Dataset items:

☆ ☆ ☆

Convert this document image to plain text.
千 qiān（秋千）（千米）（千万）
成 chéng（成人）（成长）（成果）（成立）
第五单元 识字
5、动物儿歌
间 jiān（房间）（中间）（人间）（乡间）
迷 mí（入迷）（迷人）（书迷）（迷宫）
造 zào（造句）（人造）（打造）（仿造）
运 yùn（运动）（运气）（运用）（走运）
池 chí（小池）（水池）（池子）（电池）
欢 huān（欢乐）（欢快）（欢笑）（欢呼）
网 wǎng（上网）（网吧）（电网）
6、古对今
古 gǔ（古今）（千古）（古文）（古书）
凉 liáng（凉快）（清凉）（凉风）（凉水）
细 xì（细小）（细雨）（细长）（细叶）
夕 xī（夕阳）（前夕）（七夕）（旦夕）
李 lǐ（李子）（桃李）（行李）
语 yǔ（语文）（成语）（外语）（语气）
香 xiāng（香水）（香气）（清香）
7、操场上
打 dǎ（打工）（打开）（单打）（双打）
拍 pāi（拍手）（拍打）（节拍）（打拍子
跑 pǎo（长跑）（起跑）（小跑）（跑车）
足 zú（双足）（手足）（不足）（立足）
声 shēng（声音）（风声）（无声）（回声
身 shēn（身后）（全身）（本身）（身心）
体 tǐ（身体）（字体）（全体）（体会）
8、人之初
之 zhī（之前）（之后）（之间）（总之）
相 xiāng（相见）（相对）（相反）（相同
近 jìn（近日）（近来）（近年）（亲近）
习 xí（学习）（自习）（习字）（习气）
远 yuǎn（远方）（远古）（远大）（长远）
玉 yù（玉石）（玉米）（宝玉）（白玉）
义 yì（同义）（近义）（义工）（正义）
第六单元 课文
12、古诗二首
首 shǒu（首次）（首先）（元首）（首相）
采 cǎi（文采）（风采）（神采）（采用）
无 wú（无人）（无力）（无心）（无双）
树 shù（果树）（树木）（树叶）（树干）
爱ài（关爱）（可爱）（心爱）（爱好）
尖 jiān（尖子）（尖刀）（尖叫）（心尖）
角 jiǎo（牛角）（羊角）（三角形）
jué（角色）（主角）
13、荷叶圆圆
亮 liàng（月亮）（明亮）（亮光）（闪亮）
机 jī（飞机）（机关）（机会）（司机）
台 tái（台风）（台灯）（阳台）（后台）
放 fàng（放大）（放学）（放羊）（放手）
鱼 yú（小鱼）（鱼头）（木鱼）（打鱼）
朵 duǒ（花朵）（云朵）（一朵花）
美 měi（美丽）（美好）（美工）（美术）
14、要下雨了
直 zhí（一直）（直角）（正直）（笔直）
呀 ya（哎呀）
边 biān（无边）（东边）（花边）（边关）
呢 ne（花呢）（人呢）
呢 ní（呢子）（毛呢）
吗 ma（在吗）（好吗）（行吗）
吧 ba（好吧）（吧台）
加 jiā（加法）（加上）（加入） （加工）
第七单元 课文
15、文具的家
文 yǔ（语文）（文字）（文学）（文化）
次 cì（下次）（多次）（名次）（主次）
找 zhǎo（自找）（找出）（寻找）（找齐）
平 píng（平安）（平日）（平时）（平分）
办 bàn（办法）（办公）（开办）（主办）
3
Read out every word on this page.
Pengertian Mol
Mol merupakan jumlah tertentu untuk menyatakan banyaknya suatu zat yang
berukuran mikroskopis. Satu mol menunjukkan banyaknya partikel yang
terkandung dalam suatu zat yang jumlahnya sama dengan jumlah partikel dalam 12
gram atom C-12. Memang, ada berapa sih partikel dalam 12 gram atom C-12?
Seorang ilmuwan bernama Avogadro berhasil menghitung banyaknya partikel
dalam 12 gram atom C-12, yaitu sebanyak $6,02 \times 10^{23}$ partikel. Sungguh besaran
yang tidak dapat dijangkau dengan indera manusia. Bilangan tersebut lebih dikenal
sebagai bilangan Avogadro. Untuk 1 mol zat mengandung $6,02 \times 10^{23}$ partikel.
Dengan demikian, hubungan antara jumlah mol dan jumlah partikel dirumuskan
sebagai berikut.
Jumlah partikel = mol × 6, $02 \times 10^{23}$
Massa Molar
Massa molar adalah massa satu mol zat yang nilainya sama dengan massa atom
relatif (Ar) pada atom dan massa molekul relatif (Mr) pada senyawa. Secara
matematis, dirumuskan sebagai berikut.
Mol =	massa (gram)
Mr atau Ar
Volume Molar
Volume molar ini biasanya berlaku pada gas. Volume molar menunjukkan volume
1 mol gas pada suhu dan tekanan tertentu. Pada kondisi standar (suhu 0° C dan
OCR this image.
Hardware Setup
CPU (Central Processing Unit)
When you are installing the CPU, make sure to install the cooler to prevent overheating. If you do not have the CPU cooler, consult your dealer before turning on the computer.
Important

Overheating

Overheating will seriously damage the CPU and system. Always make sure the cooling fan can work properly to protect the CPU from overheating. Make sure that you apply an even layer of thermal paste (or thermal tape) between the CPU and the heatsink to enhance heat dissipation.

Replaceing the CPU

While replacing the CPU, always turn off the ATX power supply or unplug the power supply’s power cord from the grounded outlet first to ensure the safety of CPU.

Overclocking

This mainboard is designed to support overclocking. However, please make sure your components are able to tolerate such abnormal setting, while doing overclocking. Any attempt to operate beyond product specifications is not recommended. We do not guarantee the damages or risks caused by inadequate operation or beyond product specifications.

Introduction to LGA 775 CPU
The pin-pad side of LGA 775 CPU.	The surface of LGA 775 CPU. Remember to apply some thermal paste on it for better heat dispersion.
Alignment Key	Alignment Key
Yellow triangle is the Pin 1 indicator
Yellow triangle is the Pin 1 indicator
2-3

☆ ☆ ☆

EXERCISE DESCRIPTION => Type out the full listing again, exactly as given.

FINAL ANSWER =>
Convert this document image to plain text.
千 qiān（秋千）（千米）（千万）
成 chéng（成人）（成长）（成果）（成立）
第五单元 识字
5、动物儿歌
间 jiān（房间）（中间）（人间）（乡间）
迷 mí（入迷）（迷人）（书迷）（迷宫）
造 zào（造句）（人造）（打造）（仿造）
运 yùn（运动）（运气）（运用）（走运）
池 chí（小池）（水池）（池子）（电池）
欢 huān（欢乐）（欢快）（欢笑）（欢呼）
网 wǎng（上网）（网吧）（电网）
6、古对今
古 gǔ（古今）（千古）（古文）（古书）
凉 liáng（凉快）（清凉）（凉风）（凉水）
细 xì（细小）（细雨）（细长）（细叶）
夕 xī（夕阳）（前夕）（七夕）（旦夕）
李 lǐ（李子）（桃李）（行李）
语 yǔ（语文）（成语）（外语）（语气）
香 xiāng（香水）（香气）（清香）
7、操场上
打 dǎ（打工）（打开）（单打）（双打）
拍 pāi（拍手）（拍打）（节拍）（打拍子
跑 pǎo（长跑）（起跑）（小跑）（跑车）
足 zú（双足）（手足）（不足）（立足）
声 shēng（声音）（风声）（无声）（回声
身 shēn（身后）（全身）（本身）（身心）
体 tǐ（身体）（字体）（全体）（体会）
8、人之初
之 zhī（之前）（之后）（之间）（总之）
相 xiāng（相见）（相对）（相反）（相同
近 jìn（近日）（近来）（近年）（亲近）
习 xí（学习）（自习）（习字）（习气）
远 yuǎn（远方）（远古）（远大）（长远）
玉 yù（玉石）（玉米）（宝玉）（白玉）
义 yì（同义）（近义）（义工）（正义）
第六单元 课文
12、古诗二首
首 shǒu（首次）（首先）（元首）（首相）
采 cǎi（文采）（风采）（神采）（采用）
无 wú（无人）（无力）（无心）（无双）
树 shù（果树）（树木）（树叶）（树干）
爱ài（关爱）（可爱）（心爱）（爱好）
尖 jiān（尖子）（尖刀）（尖叫）（心尖）
角 jiǎo（牛角）（羊角）（三角形）
jué（角色）（主角）
13、荷叶圆圆
亮 liàng（月亮）（明亮）（亮光）（闪亮）
机 jī（飞机）（机关）（机会）（司机）
台 tái（台风）（台灯）（阳台）（后台）
放 fàng（放大）（放学）（放羊）（放手）
鱼 yú（小鱼）（鱼头）（木鱼）（打鱼）
朵 duǒ（花朵）（云朵）（一朵花）
美 měi（美丽）（美好）（美工）（美术）
14、要下雨了
直 zhí（一直）（直角）（正直）（笔直）
呀 ya（哎呀）
边 biān（无边）（东边）（花边）（边关）
呢 ne（花呢）（人呢）
呢 ní（呢子）（毛呢）
吗 ma（在吗）（好吗）（行吗）
吧 ba（好吧）（吧台）
加 jiā（加法）（加上）（加入） （加工）
第七单元 课文
15、文具的家
文 yǔ（语文）（文字）（文学）（文化）
次 cì（下次）（多次）（名次）（主次）
找 zhǎo（自找）（找出）（寻找）（找齐）
平 píng（平安）（平日）（平时）（平分）
办 bàn（办法）（办公）（开办）（主办）
3
Read out every word on this page.
Pengertian Mol
Mol merupakan jumlah tertentu untuk menyatakan banyaknya suatu zat yang
berukuran mikroskopis. Satu mol menunjukkan banyaknya partikel yang
terkandung dalam suatu zat yang jumlahnya sama dengan jumlah partikel dalam 12
gram atom C-12. Memang, ada berapa sih partikel dalam 12 gram atom C-12?
Seorang ilmuwan bernama Avogadro berhasil menghitung banyaknya partikel
dalam 12 gram atom C-12, yaitu sebanyak $6,02 \times 10^{23}$ partikel. Sungguh besaran
yang tidak dapat dijangkau dengan indera manusia. Bilangan tersebut lebih dikenal
sebagai bilangan Avogadro. Untuk 1 mol zat mengandung $6,02 \times 10^{23}$ partikel.
Dengan demikian, hubungan antara jumlah mol dan jumlah partikel dirumuskan
sebagai berikut.
Jumlah partikel = mol × 6, $02 \times 10^{23}$
Massa Molar
Massa molar adalah massa satu mol zat yang nilainya sama dengan massa atom
relatif (Ar) pada atom dan massa molekul relatif (Mr) pada senyawa. Secara
matematis, dirumuskan sebagai berikut.
Mol =	massa (gram)
Mr atau Ar
Volume Molar
Volume molar ini biasanya berlaku pada gas. Volume molar menunjukkan volume
1 mol gas pada suhu dan tekanan tertentu. Pada kondisi standar (suhu 0° C dan
OCR this image.
Hardware Setup
CPU (Central Processing Unit)
When you are installing the CPU, make sure to install the cooler to prevent overheating. If you do not have the CPU cooler, consult your dealer before turning on the computer.
Important

Overheating

Overheating will seriously damage the CPU and system. Always make sure the cooling fan can work properly to protect the CPU from overheating. Make sure that you apply an even layer of thermal paste (or thermal tape) between the CPU and the heatsink to enhance heat dissipation.

Replaceing the CPU

While replacing the CPU, always turn off the ATX power supply or unplug the power supply’s power cord from the grounded outlet first to ensure the safety of CPU.

Overclocking

This mainboard is designed to support overclocking. However, please make sure your components are able to tolerate such abnormal setting, while doing overclocking. Any attempt to operate beyond product specifications is not recommended. We do not guarantee the damages or risks caused by inadequate operation or beyond product specifications.

Introduction to LGA 775 CPU
The pin-pad side of LGA 775 CPU.	The surface of LGA 775 CPU. Remember to apply some thermal paste on it for better heat dispersion.
Alignment Key	Alignment Key
Yellow triangle is the Pin 1 indicator
Yellow triangle is the Pin 1 indicator
2-3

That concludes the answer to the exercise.